DESCRIPTION OF THE TASK =
Give the records back in full, exactly as they read.

EXERCISE DATA =
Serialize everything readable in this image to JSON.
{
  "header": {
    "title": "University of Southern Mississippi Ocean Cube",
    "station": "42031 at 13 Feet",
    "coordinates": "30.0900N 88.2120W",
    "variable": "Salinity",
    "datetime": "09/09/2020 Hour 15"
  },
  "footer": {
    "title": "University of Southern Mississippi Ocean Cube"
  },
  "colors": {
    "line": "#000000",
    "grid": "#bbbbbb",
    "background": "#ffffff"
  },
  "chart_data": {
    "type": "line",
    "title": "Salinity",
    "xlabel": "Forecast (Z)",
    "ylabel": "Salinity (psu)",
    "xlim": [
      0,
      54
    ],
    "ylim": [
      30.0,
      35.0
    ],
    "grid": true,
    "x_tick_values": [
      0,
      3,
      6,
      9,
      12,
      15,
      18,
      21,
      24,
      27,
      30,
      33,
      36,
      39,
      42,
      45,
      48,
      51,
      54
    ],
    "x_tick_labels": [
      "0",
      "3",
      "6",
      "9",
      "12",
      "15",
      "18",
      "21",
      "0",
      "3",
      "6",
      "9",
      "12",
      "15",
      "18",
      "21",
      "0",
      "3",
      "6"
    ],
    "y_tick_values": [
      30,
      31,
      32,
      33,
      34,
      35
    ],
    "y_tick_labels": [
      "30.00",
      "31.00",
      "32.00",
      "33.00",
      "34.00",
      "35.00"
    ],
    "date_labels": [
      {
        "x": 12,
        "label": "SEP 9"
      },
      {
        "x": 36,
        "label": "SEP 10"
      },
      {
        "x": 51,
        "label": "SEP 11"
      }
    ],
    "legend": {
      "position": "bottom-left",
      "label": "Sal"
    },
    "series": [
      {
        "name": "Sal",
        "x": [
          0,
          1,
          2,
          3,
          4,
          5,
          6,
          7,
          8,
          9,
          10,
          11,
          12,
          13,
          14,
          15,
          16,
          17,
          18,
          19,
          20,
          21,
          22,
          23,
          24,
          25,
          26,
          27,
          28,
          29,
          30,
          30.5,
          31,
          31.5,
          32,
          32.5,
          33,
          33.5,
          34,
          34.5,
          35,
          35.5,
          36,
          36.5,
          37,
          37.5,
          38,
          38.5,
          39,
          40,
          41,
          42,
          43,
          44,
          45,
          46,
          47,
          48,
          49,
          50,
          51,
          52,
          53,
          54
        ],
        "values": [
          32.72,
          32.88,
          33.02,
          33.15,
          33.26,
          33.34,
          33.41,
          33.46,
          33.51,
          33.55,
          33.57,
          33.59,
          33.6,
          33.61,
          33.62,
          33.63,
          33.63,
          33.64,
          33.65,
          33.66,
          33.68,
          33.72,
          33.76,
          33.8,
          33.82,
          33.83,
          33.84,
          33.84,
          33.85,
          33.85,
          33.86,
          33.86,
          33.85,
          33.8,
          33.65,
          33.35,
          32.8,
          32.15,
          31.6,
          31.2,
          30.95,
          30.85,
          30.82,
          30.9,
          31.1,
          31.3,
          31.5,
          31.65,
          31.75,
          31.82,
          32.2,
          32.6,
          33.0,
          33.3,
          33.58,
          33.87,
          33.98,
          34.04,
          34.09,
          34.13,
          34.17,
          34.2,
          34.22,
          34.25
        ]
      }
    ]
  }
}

FULL SOLUTION =
Serialize everything readable in this image to JSON.
{
  "header": {
    "title": "University of Southern Mississippi Ocean Cube",
    "station": "42031 at 13 Feet",
    "coordinates": "30.0900N 88.2120W",
    "variable": "Salinity",
    "datetime": "09/09/2020 Hour 15"
  },
  "footer": {
    "title": "University of Southern Mississippi Ocean Cube"
  },
  "colors": {
    "line": "#000000",
    "grid": "#bbbbbb",
    "background": "#ffffff"
  },
  "chart_data": {
    "type": "line",
    "title": "Salinity",
    "xlabel": "Forecast (Z)",
    "ylabel": "Salinity (psu)",
    "xlim": [
      0,
      54
    ],
    "ylim": [
      30.0,
      35.0
    ],
    "grid": true,
    "x_tick_values": [
      0,
      3,
      6,
      9,
      12,
      15,
      18,
      21,
      24,
      27,
      30,
      33,
      36,
      39,
      42,
      45,
      48,
      51,
      54
    ],
    "x_tick_labels": [
      "0",
      "3",
      "6",
      "9",
      "12",
      "15",
      "18",
      "21",
      "0",
      "3",
      "6",
      "9",
      "12",
      "15",
      "18",
      "21",
      "0",
      "3",
      "6"
    ],
    "y_tick_values": [
      30,
      31,
      32,
      33,
      34,
      35
    ],
    "y_tick_labels": [
      "30.00",
      "31.00",
      "32.00",
      "33.00",
      "34.00",
      "35.00"
    ],
    "date_labels": [
      {
        "x": 12,
        "label": "SEP 9"
      },
      {
        "x": 36,
        "label": "SEP 10"
      },
      {
        "x": 51,
        "label": "SEP 11"
      }
    ],
    "legend": {
      "position": "bottom-left",
      "label": "Sal"
    },
    "series": [
      {
        "name": "Sal",
        "x": [
          0,
          1,
          2,
          3,
          4,
          5,
          6,
          7,
          8,
          9,
          10,
          11,
          12,
          13,
          14,
          15,
          16,
          17,
          18,
          19,
          20,
          21,
          22,
          23,
          24,
          25,
          26,
          27,
          28,
          29,
          30,
          30.5,
          31,
          31.5,
          32,
          32.5,
          33,
          33.5,
          34,
          34.5,
          35,
          35.5,
          36,
          36.5,
          37,
          37.5,
          38,
          38.5,
          39,
          40,
          41,
          42,
          43,
          44,
          45,
          46,
          47,
          48,
          49,
          50,
          51,
          52,
          53,
          54
        ],
        "values": [
          32.72,
          32.88,
          33.02,
          33.15,
          33.26,
          33.34,
          33.41,
          33.46,
          33.51,
          33.55,
          33.57,
          33.59,
          33.6,
          33.61,
          33.62,
          33.63,
          33.63,
          33.64,
          33.65,
          33.66,
          33.68,
          33.72,
          33.76,
          33.8,
          33.82,
          33.83,
          33.84,
          33.84,
          33.85,
          33.85,
          33.86,
          33.86,
          33.85,
          33.8,
          33.65,
          33.35,
          32.8,
          32.15,
          31.6,
          31.2,
          30.95,
          30.85,
          30.82,
          30.9,
          31.1,
          31.3,
          31.5,
          31.65,
          31.75,
          31.82,
          32.2,
          32.6,
          33.0,
          33.3,
          33.58,
          33.87,
          33.98,
          34.04,
          34.09,
          34.13,
          34.17,
          34.2,
          34.22,
          34.25
        ]
      }
    ]
  }
}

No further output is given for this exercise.